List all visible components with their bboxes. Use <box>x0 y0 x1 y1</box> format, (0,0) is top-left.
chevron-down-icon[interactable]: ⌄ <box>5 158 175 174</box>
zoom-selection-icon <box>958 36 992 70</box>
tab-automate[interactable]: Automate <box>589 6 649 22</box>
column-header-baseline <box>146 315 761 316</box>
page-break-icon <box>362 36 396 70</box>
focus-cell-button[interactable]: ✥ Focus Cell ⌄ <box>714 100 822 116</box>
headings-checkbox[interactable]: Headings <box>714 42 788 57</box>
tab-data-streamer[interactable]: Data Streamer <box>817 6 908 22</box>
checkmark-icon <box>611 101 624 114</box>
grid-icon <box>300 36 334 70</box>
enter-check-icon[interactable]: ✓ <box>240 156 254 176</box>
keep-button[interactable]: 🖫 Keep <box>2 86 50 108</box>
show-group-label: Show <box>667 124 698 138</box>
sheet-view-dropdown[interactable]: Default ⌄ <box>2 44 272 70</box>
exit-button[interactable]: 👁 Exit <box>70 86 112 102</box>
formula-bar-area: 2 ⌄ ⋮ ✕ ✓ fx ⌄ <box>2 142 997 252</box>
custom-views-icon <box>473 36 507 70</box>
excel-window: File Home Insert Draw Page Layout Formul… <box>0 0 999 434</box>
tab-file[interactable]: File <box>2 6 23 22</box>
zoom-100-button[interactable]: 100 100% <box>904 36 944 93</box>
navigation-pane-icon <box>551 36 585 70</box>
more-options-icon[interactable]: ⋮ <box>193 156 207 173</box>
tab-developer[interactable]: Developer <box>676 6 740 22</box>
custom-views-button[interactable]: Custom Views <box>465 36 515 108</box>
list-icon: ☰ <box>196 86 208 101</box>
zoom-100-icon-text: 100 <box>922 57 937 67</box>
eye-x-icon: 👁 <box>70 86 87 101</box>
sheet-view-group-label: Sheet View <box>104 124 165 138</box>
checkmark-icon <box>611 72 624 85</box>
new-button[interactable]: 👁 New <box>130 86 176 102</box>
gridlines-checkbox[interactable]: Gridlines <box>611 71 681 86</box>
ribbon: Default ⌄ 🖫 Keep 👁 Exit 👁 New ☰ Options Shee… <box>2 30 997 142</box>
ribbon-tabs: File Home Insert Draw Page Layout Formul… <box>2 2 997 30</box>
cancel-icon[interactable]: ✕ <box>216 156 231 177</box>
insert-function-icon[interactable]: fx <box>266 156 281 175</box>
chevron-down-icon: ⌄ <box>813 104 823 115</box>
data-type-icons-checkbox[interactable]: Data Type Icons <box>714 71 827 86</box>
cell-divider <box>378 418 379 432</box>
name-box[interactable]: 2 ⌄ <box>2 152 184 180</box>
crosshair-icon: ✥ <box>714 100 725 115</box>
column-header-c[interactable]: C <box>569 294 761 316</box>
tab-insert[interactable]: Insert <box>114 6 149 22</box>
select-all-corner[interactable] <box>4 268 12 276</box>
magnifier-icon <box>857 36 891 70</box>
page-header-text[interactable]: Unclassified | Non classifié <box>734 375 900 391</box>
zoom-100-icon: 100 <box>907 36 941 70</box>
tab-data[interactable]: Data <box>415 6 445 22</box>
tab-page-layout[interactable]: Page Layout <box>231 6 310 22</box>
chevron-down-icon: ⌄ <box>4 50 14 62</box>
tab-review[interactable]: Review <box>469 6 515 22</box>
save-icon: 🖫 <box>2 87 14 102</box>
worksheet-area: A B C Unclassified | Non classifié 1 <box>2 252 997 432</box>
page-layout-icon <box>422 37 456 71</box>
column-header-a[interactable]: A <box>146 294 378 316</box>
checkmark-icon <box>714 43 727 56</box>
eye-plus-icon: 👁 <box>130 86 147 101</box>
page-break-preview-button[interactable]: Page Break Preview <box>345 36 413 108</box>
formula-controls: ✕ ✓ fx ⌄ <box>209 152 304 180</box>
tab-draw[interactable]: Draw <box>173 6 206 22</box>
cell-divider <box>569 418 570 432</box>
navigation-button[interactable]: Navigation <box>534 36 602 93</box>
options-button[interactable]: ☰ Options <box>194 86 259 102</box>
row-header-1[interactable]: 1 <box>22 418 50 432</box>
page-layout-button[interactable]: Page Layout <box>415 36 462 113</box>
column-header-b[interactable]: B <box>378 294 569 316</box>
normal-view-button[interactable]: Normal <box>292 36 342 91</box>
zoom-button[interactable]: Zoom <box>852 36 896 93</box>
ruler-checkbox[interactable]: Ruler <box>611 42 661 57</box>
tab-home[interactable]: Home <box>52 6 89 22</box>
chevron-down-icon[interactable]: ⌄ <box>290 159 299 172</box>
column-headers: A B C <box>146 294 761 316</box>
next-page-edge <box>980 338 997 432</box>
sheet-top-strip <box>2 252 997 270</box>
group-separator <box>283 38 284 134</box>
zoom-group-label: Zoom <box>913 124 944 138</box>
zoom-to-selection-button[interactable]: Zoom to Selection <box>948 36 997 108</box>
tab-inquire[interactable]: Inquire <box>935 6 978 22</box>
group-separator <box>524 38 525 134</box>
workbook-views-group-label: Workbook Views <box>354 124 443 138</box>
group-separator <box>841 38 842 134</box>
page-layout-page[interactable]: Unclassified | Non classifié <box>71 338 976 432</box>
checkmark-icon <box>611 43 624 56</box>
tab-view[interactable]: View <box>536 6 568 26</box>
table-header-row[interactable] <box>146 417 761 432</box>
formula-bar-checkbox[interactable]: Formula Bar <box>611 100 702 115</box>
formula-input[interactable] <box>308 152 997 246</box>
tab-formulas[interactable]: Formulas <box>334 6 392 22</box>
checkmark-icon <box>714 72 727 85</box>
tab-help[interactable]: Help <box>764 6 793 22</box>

● ● ● ● ●

> **PROBLEM TO SOLVE**
Rewrite all the items above as a numbered list, leaving out any blank lines.

> **CORRECT ANSWER**
1. List all visible components with their bboxes. Use <box>x0 y0 x1 y1</box> format, (0,0) is top-left.
2. chevron-down-icon[interactable]: ⌄ <box>5 158 175 174</box>
3. zoom-selection-icon <box>958 36 992 70</box>
4. tab-automate[interactable]: Automate <box>589 6 649 22</box>
5. column-header-baseline <box>146 315 761 316</box>
6. page-break-icon <box>362 36 396 70</box>
7. focus-cell-button[interactable]: ✥ Focus Cell ⌄ <box>714 100 822 116</box>
8. headings-checkbox[interactable]: Headings <box>714 42 788 57</box>
9. tab-data-streamer[interactable]: Data Streamer <box>817 6 908 22</box>
10. checkmark-icon <box>611 101 624 114</box>
11. grid-icon <box>300 36 334 70</box>
12. enter-check-icon[interactable]: ✓ <box>240 156 254 176</box>
13. keep-button[interactable]: 🖫 Keep <box>2 86 50 108</box>
14. show-group-label: Show <box>667 124 698 138</box>
15. sheet-view-dropdown[interactable]: Default ⌄ <box>2 44 272 70</box>
16. exit-button[interactable]: 👁 Exit <box>70 86 112 102</box>
17. formula-bar-area: 2 ⌄ ⋮ ✕ ✓ fx ⌄ <box>2 142 997 252</box>
18. custom-views-icon <box>473 36 507 70</box>
19. excel-window: File Home Insert Draw Page Layout Formul… <box>0 0 999 434</box>
20. tab-file[interactable]: File <box>2 6 23 22</box>
21. zoom-100-button[interactable]: 100 100% <box>904 36 944 93</box>
22. navigation-pane-icon <box>551 36 585 70</box>
23. more-options-icon[interactable]: ⋮ <box>193 156 207 173</box>
24. tab-developer[interactable]: Developer <box>676 6 740 22</box>
25. custom-views-button[interactable]: Custom Views <box>465 36 515 108</box>
26. list-icon: ☰ <box>196 86 208 101</box>
27. zoom-100-icon-text: 100 <box>922 57 937 67</box>
28. eye-x-icon: 👁 <box>70 86 87 101</box>
29. sheet-view-group-label: Sheet View <box>104 124 165 138</box>
30. checkmark-icon <box>611 72 624 85</box>
31. new-button[interactable]: 👁 New <box>130 86 176 102</box>
32. gridlines-checkbox[interactable]: Gridlines <box>611 71 681 86</box>
33. ribbon: Default ⌄ 🖫 Keep 👁 Exit 👁 New ☰ Options Shee… <box>2 30 997 142</box>
34. ribbon-tabs: File Home Insert Draw Page Layout Formul… <box>2 2 997 30</box>
35. cancel-icon[interactable]: ✕ <box>216 156 231 177</box>
36. insert-function-icon[interactable]: fx <box>266 156 281 175</box>
37. chevron-down-icon: ⌄ <box>813 104 823 115</box>
38. data-type-icons-checkbox[interactable]: Data Type Icons <box>714 71 827 86</box>
39. cell-divider <box>378 418 379 432</box>
40. name-box[interactable]: 2 ⌄ <box>2 152 184 180</box>
41. crosshair-icon: ✥ <box>714 100 725 115</box>
42. column-header-c[interactable]: C <box>569 294 761 316</box>
43. tab-insert[interactable]: Insert <box>114 6 149 22</box>
44. select-all-corner[interactable] <box>4 268 12 276</box>
45. magnifier-icon <box>857 36 891 70</box>
46. page-header-text[interactable]: Unclassified | Non classifié <box>734 375 900 391</box>
47. zoom-100-icon: 100 <box>907 36 941 70</box>
48. tab-data[interactable]: Data <box>415 6 445 22</box>
49. tab-page-layout[interactable]: Page Layout <box>231 6 310 22</box>
50. chevron-down-icon: ⌄ <box>4 50 14 62</box>
51. tab-review[interactable]: Review <box>469 6 515 22</box>
52. save-icon: 🖫 <box>2 87 14 102</box>
53. worksheet-area: A B C Unclassified | Non classifié 1 <box>2 252 997 432</box>
54. page-layout-icon <box>422 37 456 71</box>
55. column-header-a[interactable]: A <box>146 294 378 316</box>
56. checkmark-icon <box>714 43 727 56</box>
57. eye-plus-icon: 👁 <box>130 86 147 101</box>
58. page-break-preview-button[interactable]: Page Break Preview <box>345 36 413 108</box>
59. formula-controls: ✕ ✓ fx ⌄ <box>209 152 304 180</box>
60. tab-draw[interactable]: Draw <box>173 6 206 22</box>
61. cell-divider <box>569 418 570 432</box>
62. navigation-button[interactable]: Navigation <box>534 36 602 93</box>
63. options-button[interactable]: ☰ Options <box>194 86 259 102</box>
64. row-header-1[interactable]: 1 <box>22 418 50 432</box>
65. page-layout-button[interactable]: Page Layout <box>415 36 462 113</box>
66. column-header-b[interactable]: B <box>378 294 569 316</box>
67. normal-view-button[interactable]: Normal <box>292 36 342 91</box>
68. zoom-button[interactable]: Zoom <box>852 36 896 93</box>
69. ruler-checkbox[interactable]: Ruler <box>611 42 661 57</box>
70. tab-home[interactable]: Home <box>52 6 89 22</box>
71. chevron-down-icon[interactable]: ⌄ <box>290 159 299 172</box>
72. column-headers: A B C <box>146 294 761 316</box>
73. next-page-edge <box>980 338 997 432</box>
74. sheet-top-strip <box>2 252 997 270</box>
75. group-separator <box>283 38 284 134</box>
76. zoom-group-label: Zoom <box>913 124 944 138</box>
77. zoom-to-selection-button[interactable]: Zoom to Selection <box>948 36 997 108</box>
78. tab-inquire[interactable]: Inquire <box>935 6 978 22</box>
79. group-separator <box>524 38 525 134</box>
80. workbook-views-group-label: Workbook Views <box>354 124 443 138</box>
81. group-separator <box>841 38 842 134</box>
82. page-layout-page[interactable]: Unclassified | Non classifié <box>71 338 976 432</box>
83. checkmark-icon <box>611 43 624 56</box>
84. tab-view[interactable]: View <box>536 6 568 26</box>
85. table-header-row[interactable] <box>146 417 761 432</box>
86. formula-bar-checkbox[interactable]: Formula Bar <box>611 100 702 115</box>
87. formula-input[interactable] <box>308 152 997 246</box>
88. tab-formulas[interactable]: Formulas <box>334 6 392 22</box>
89. checkmark-icon <box>714 72 727 85</box>
90. tab-help[interactable]: Help <box>764 6 793 22</box>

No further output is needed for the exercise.